Data excerpts:
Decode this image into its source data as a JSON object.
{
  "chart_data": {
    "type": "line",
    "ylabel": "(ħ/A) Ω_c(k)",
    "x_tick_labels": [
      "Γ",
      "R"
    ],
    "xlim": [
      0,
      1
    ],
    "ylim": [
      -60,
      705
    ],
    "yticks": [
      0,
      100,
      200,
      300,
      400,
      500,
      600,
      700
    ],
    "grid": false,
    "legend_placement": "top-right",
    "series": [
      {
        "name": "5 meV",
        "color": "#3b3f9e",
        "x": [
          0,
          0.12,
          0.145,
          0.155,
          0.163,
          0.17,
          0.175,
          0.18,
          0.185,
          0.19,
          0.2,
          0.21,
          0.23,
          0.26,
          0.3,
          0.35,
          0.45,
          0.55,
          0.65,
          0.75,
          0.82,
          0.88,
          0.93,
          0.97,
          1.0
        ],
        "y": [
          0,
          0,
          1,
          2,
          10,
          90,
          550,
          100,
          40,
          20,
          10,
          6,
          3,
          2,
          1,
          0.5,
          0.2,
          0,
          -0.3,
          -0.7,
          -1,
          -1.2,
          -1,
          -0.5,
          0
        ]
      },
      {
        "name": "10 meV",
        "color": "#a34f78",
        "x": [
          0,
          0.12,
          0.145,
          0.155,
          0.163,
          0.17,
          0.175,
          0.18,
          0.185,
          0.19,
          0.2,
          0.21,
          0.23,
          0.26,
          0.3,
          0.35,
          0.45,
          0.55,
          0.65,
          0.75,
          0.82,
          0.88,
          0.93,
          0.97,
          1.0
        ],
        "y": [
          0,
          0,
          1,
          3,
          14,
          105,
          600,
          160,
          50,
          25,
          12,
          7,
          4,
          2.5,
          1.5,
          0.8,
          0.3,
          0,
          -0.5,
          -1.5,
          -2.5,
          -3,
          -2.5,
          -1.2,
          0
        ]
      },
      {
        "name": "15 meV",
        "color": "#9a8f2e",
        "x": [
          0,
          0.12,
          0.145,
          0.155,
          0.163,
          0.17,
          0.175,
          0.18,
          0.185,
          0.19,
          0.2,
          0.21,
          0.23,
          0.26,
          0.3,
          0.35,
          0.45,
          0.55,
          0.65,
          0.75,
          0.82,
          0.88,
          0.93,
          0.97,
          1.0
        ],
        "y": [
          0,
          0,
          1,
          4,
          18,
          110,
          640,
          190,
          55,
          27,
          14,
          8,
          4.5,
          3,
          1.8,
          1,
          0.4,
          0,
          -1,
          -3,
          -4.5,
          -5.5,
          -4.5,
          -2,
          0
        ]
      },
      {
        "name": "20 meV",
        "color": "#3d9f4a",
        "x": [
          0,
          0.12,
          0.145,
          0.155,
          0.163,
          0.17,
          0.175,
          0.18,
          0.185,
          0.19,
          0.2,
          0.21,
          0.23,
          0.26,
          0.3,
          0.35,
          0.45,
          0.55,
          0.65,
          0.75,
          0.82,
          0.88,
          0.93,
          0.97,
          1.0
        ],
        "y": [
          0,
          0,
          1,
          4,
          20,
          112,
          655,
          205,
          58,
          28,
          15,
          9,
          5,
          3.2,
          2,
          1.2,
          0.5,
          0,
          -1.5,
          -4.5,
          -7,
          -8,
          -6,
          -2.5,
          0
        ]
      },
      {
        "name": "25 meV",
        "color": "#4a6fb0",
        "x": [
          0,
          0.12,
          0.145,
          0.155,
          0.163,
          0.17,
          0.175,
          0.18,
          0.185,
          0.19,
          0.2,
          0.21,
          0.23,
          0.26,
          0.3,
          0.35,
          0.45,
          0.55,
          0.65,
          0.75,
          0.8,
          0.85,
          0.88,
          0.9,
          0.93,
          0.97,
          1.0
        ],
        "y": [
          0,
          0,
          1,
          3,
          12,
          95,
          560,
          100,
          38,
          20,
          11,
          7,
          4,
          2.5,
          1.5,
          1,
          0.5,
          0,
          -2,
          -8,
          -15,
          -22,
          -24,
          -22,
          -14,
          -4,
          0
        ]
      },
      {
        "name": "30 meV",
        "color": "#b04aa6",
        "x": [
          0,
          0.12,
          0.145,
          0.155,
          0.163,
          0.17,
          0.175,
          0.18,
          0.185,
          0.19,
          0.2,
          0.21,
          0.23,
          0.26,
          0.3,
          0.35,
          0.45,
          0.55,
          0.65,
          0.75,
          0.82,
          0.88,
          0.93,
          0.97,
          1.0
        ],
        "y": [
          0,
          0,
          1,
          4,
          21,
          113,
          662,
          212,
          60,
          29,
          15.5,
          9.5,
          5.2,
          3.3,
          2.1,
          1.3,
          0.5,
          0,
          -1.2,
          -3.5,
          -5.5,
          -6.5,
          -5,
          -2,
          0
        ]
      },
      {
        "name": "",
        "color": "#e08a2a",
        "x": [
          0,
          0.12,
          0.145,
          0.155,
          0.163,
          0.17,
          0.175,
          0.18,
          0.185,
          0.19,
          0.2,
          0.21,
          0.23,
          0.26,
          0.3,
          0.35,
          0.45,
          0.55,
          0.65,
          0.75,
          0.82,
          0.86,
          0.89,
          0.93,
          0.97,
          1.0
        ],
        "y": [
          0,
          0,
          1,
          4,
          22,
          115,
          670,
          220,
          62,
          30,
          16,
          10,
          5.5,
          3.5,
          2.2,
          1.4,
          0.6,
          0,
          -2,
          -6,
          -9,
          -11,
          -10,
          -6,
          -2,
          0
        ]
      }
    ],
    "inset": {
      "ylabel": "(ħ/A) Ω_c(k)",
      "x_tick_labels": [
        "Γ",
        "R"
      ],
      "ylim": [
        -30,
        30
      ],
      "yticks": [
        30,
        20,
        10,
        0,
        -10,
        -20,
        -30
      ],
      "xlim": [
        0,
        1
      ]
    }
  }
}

The request: Reproduce every line from the entries that holds the word "color".

Solved problem:
        "color": "#3b3f9e",
        "color": "#a34f78",
        "color": "#9a8f2e",
        "color": "#3d9f4a",
        "color": "#4a6fb0",
        "color": "#b04aa6",
        "color": "#e08a2a",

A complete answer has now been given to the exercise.